DOCUMENT SEGMENT:
-- Opening Marker --
The perspective of ‘healing through encounter’, proved to be an important basis for humanistic psychotherapy, but also for the psychoanalytic intersubjective approaches. Trüb recognised the affinity with gnosis in C.G. Jung’s psychology through his interpretation of alchemical material, but he did not see healing exclusively in turning to the soul, as he believed Jung did.

According to Trüb’s dualistic worldview, which takes the spiritual seeker to their psychological limits, there are two substantially different systems in the human individual: one directed inwards (towards the soul), and one directed towards the periphery (towards the world). The psychological significance of the role and function of the self – ‘the prodigal son’ – must, in Trüb’s view, also be grasped from an ontological perspective (the doctrine of being). The self can only appear independently and uniquely when it becomes the bearer of responsibility for the soul and this soul faces the call of creation (the world) – with the corresponding courage.

Although the two systems (soul and world) cannot be brought into complete harmony with each other, they cannot be separated from each other either. From this duality, which is a potential unity, the human being suffers subjectively, which manifests itself in objective symptoms. This is the specifically human, inner-psychic conflict that can lead to the functional neurotic personality split. The difficult task of a psychotherapist, according to Trüb, is to, “restore in the patient the subjective unity that has been guiltlessly lost, in truth guiltily forfeited”.

Trüb’s dualistic worldview introduced the maxim of Hermes Trismegistus into psychology: As above so below, as within so without. Man, called by the soul, has the task of discovering in it “his spiritual realisation of the world”, and can “only then find access to it”. From this he “draws the strength for decision and the courage for conversion”.  [9]

 

Back to the Origin: from Division to Synthesis

The synthesis that Jesus achieved was the new religious concept of the fraternal human community.  [10]

For in the integral, healthy soul, consciousness and unconsciousness, while retaining their own characters, are not really separated from each other, but rather turned towards each other – the soul’s wholeness manifests itself precisely in this interrelatedness, it is intact in this way and only in this way. But when the synthesis of the soul breaks, the rupture reveals itself.  [11]

According to the psychotherapist Arie Sborowitz, the conception that Jung called transcendent function was for Jesus “the symbol by whose inner content his soul redeemed itself into a new unity. It lifted him out of his crisis and led him to his task”.

“The religious is oriented” – according to Sborowitz – “to the second synthesis [a synthesis of the human soul with its situation in the world – note by the author] in its twofold form […], from the exclusion of which it suffers, with the finding of which it fulfils itself”. The second synthesis “leads at the same time to religio, to inward and outward binding: integration of the soul in itself and integration of the relationship between soul and world fulfil themselves in the interrelated binding consummation”. This is where Sbrowitz sees the religious moment in its totality.[12]

In his view, a person does not find a final solution to their conflicts unless they “overcome” their personality and recognise and realise their connectedness with the world. Human beings are well equipped for this, for they carry gnosis within them and with this inner guide they can find their path in the outer world.
-- Closing Marker --
Stored data entries
-- Opening Marker --
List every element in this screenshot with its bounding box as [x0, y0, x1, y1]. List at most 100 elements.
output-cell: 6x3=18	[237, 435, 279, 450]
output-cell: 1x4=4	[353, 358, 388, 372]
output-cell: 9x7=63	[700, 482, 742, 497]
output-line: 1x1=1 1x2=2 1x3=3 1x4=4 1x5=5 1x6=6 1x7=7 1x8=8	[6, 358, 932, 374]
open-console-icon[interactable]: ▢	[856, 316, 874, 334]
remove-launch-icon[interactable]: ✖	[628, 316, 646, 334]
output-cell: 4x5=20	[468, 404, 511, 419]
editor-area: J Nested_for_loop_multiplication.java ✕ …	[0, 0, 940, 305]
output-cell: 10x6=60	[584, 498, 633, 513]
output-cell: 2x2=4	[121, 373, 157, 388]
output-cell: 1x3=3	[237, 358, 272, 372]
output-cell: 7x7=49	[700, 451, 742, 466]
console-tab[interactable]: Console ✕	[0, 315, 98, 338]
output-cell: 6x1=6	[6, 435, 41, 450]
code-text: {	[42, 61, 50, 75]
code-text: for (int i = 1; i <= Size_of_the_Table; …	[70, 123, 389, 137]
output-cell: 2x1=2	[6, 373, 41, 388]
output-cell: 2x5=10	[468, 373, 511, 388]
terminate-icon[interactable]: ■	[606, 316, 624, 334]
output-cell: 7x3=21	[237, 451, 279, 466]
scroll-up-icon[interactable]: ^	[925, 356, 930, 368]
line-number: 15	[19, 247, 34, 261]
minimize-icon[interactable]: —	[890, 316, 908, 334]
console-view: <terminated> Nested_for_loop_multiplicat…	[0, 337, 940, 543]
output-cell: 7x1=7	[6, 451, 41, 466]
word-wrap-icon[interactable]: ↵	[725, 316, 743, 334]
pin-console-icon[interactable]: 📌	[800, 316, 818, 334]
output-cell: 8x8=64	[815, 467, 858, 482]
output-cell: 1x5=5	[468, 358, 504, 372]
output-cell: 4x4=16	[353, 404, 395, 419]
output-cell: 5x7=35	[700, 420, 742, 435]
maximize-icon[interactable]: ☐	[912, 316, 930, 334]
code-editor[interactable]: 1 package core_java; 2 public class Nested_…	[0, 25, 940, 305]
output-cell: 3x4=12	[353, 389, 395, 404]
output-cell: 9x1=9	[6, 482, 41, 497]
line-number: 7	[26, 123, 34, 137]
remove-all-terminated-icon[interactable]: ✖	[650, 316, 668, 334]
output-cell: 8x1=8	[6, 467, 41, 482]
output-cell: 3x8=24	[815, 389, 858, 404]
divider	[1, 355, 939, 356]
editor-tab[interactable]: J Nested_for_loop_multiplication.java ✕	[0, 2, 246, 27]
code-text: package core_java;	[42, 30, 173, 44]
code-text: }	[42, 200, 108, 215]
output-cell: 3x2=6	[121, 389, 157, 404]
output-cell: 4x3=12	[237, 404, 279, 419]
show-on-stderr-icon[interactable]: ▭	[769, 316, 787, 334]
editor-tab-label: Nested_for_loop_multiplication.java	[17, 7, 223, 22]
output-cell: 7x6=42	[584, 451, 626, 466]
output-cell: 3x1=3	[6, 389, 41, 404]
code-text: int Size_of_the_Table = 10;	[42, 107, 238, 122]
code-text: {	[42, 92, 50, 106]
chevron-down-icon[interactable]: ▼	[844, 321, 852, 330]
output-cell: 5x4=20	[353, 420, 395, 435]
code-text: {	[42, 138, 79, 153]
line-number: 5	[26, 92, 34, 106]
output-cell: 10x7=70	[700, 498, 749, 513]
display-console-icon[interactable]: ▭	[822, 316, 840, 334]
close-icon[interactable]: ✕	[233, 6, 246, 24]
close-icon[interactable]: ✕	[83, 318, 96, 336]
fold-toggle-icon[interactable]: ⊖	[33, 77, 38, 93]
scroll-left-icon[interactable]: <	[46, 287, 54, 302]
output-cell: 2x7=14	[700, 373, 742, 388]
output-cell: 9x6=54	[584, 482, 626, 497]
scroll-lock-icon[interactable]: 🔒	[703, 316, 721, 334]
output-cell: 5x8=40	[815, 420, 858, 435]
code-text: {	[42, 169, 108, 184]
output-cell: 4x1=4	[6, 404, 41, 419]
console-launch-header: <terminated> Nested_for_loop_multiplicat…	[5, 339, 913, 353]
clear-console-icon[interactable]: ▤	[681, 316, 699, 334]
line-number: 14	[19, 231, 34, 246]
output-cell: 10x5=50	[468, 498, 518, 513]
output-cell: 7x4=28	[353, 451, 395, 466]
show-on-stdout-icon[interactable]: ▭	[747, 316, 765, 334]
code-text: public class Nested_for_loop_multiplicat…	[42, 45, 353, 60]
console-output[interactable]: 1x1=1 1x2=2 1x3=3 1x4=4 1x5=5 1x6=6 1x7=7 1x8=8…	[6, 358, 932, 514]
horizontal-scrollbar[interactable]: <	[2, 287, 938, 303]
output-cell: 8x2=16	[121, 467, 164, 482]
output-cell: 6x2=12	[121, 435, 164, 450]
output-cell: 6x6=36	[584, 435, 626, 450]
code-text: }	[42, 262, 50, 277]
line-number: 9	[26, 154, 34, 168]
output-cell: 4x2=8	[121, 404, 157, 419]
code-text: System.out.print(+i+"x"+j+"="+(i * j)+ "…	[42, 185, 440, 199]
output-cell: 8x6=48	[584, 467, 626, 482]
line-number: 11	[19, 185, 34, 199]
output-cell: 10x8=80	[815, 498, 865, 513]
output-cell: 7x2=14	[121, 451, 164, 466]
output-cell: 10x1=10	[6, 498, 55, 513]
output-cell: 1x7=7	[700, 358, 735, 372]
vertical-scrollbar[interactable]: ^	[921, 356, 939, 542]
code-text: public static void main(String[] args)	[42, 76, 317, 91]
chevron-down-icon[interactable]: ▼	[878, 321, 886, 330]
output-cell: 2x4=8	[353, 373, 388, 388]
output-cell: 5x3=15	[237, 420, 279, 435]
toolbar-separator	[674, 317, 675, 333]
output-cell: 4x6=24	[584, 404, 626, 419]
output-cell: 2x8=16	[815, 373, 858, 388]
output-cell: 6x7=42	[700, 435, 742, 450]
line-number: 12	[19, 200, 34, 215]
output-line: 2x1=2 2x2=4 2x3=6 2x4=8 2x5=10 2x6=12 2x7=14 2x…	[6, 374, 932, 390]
-- Closing Marker --
ABOUT THIS EXERCISE:
Answer these questions from the passage on Trüb's dualistic worldview:
1. According to Trüb, toward what are the two systems in the human individual directed?
2. Which maxim of Hermes Trismegistus did Trüb's worldview bring into psychology?
3. What new religious concept was the synthesis that Jesus achieved?

SOLUTION FOR THIS PROBLEM:
1. One is directed inwards, toward the soul, and the other toward the periphery, the world.
2. As above so below, as within so without.
3. The fraternal human community.